### Exercise instructions
Identify each line below containing the string "dolor" and copy it.
#### Records for this exercise
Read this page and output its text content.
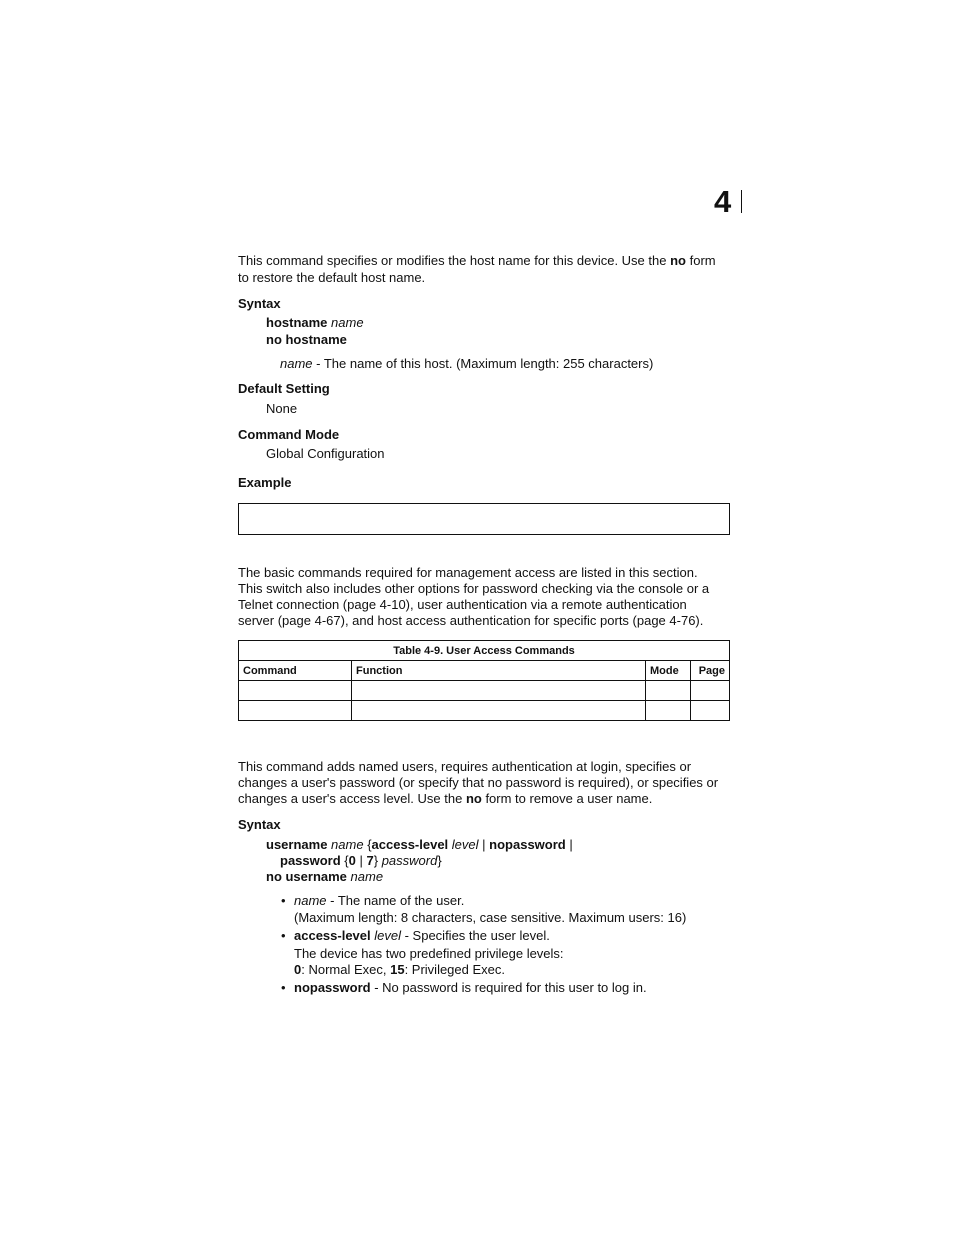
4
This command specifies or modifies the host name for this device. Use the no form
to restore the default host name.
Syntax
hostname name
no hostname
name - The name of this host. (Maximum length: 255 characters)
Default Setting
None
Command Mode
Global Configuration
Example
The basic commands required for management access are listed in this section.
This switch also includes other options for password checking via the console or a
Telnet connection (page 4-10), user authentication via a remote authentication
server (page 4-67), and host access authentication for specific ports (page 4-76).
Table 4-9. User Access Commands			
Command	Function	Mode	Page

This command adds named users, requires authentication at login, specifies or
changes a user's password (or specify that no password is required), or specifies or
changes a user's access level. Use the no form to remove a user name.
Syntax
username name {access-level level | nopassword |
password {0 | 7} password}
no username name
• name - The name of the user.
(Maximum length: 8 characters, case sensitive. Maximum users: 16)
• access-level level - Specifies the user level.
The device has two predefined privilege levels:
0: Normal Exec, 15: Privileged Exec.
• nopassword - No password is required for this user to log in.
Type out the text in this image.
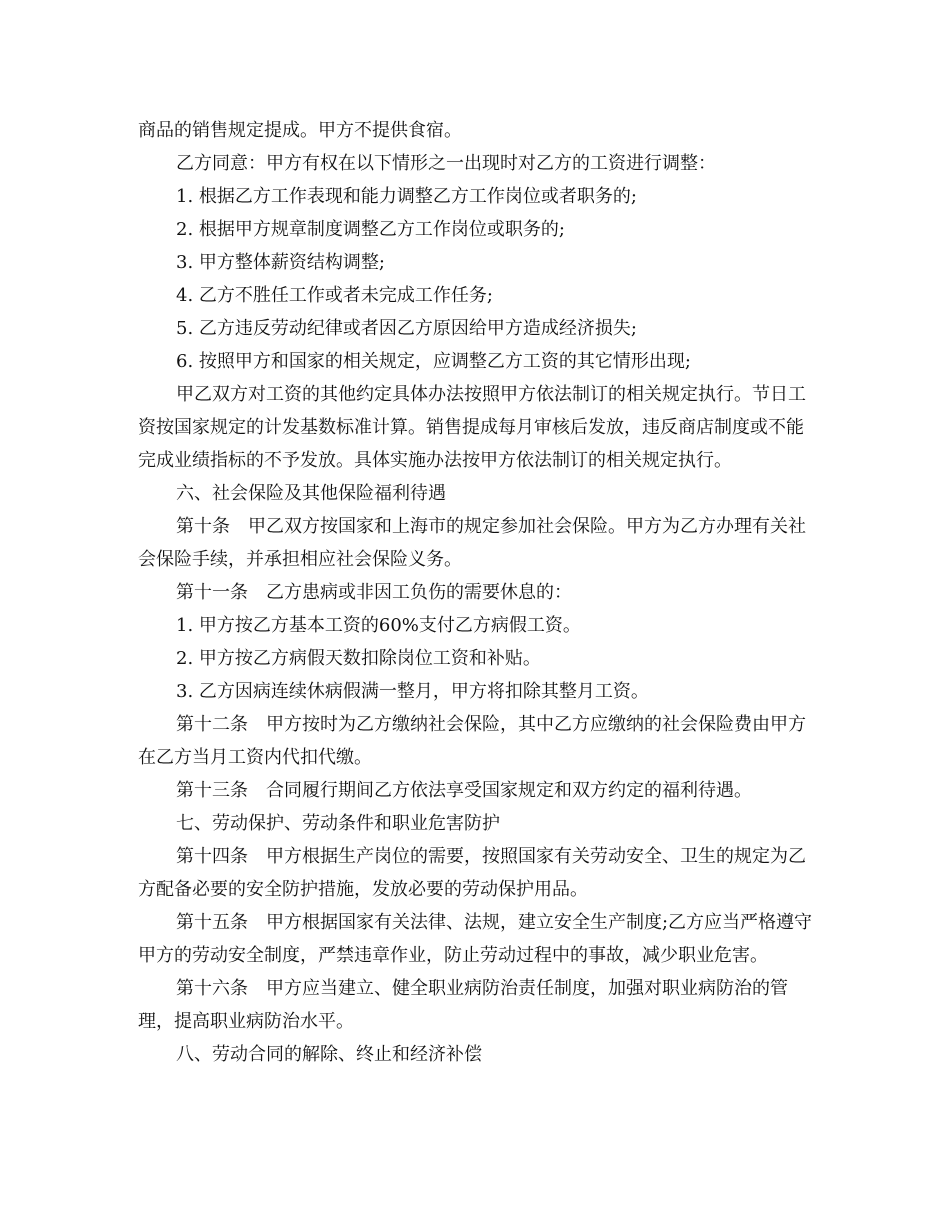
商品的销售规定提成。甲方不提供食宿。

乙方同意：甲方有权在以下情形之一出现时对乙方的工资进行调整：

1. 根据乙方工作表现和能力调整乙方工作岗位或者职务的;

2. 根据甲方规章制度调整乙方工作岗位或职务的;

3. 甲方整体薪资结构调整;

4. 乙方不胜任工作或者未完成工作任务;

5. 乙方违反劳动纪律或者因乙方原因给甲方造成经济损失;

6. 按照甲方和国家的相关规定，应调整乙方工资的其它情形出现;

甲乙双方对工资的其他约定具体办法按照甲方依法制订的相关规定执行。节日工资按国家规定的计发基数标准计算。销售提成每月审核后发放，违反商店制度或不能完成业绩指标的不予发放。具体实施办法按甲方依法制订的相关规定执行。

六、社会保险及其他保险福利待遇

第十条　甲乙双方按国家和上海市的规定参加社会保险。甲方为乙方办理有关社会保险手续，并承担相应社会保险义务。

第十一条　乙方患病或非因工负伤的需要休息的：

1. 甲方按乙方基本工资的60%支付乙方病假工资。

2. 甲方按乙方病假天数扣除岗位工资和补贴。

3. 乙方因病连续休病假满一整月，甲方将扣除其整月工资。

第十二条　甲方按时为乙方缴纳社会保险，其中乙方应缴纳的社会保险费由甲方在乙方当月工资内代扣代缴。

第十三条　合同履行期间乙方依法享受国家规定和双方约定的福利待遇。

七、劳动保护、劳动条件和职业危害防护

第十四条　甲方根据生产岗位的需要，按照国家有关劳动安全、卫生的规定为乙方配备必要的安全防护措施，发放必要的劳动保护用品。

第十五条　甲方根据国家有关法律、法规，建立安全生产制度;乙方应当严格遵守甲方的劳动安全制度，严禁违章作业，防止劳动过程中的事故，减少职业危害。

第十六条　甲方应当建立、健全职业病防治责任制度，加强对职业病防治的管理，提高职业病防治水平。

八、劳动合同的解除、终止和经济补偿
########
#### Records for this exercise
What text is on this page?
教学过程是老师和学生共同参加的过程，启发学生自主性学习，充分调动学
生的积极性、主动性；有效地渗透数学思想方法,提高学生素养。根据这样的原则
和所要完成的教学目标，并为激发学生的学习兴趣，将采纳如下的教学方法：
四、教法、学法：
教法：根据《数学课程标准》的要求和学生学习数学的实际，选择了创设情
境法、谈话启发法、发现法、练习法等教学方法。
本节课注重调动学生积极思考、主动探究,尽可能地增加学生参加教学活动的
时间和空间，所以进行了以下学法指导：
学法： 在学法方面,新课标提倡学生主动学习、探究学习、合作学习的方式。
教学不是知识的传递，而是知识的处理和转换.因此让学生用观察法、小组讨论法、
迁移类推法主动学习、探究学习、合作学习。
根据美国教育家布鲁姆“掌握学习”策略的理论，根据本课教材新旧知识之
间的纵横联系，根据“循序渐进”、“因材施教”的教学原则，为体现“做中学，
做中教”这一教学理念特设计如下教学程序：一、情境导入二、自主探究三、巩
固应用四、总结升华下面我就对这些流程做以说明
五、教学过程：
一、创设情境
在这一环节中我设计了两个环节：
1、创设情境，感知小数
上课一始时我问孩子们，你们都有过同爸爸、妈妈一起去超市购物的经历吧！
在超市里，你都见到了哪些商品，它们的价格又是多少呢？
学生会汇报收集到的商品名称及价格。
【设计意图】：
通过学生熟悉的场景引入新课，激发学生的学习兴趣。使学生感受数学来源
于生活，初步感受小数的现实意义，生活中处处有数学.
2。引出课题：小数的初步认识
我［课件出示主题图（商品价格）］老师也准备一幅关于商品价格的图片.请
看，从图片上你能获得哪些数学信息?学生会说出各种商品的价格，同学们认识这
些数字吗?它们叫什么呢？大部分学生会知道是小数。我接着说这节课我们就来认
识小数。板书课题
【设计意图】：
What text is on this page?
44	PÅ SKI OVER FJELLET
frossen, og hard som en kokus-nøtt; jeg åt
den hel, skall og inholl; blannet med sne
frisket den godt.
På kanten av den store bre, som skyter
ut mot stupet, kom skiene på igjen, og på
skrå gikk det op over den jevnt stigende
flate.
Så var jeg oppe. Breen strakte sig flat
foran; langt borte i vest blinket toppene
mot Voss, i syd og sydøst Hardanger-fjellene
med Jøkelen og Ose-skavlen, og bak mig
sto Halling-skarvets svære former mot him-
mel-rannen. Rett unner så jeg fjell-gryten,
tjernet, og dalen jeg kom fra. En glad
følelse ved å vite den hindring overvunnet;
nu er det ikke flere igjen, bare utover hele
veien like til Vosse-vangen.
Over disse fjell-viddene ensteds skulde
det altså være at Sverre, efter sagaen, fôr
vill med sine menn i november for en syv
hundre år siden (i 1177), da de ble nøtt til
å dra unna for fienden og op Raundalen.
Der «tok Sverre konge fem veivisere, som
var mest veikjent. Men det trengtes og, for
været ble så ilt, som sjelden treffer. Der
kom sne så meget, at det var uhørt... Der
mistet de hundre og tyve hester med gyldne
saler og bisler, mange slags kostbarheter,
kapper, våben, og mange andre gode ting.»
########
#### Records for this exercise
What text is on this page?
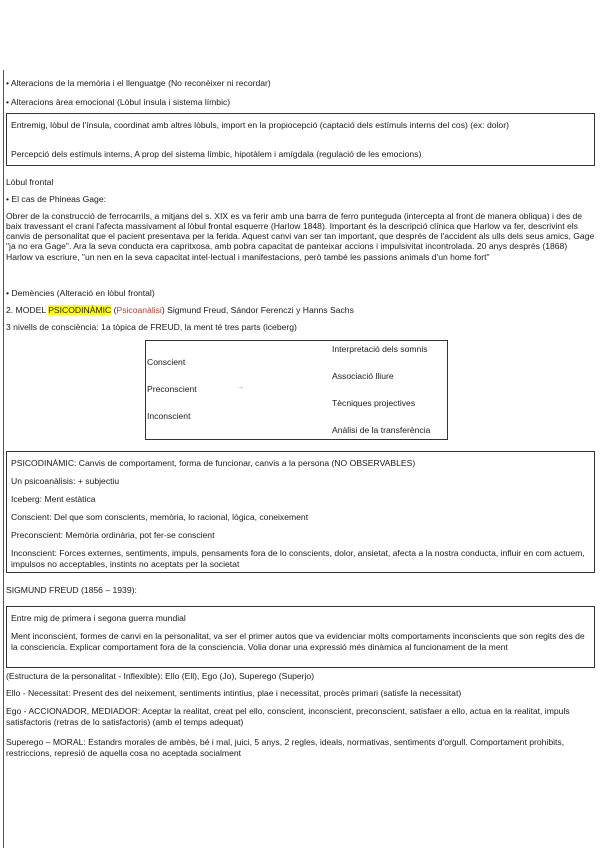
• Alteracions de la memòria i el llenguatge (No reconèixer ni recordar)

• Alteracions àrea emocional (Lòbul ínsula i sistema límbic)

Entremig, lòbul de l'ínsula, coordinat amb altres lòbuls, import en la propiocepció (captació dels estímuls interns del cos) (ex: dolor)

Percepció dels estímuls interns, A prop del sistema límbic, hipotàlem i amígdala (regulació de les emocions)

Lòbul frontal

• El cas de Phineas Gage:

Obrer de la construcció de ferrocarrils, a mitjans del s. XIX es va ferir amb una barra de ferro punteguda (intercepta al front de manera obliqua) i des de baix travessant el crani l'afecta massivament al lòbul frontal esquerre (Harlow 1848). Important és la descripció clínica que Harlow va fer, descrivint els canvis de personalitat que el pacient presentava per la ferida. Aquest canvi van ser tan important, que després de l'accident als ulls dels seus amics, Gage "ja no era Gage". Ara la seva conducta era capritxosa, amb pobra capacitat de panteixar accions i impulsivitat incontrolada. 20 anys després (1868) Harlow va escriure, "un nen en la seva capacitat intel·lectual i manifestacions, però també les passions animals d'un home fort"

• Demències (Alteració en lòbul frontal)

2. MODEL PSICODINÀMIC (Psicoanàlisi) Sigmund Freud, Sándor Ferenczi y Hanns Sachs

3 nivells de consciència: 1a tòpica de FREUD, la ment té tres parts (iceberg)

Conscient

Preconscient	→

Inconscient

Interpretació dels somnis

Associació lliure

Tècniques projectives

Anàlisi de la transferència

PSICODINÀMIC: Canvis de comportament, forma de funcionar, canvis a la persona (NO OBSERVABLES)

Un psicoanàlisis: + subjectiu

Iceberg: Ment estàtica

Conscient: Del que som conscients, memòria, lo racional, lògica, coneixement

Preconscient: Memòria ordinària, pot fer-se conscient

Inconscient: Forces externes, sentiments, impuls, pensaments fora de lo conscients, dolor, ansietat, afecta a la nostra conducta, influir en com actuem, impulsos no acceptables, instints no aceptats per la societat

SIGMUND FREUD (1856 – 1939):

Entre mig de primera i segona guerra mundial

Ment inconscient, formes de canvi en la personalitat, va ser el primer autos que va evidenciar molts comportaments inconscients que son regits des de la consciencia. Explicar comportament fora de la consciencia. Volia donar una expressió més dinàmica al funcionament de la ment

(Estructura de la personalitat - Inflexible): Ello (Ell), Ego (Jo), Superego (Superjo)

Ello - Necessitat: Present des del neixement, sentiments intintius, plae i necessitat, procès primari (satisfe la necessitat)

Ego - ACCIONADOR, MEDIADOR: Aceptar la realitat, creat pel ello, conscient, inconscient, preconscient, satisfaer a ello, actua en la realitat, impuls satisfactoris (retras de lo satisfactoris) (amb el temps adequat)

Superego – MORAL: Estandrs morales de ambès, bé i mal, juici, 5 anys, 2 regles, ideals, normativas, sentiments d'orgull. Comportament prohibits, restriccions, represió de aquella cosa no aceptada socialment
########
### Complete answer
Entremig, lòbul de l'ínsula, coordinat amb altres lòbuls, import en la propiocepció (captació dels estímuls interns del cos) (ex: dolor)
Inconscient: Forces externes, sentiments, impuls, pensaments fora de lo conscients, dolor, ansietat, afecta a la nostra conducta, influir en com actuem, impulsos no acceptables, instints no aceptats per la societat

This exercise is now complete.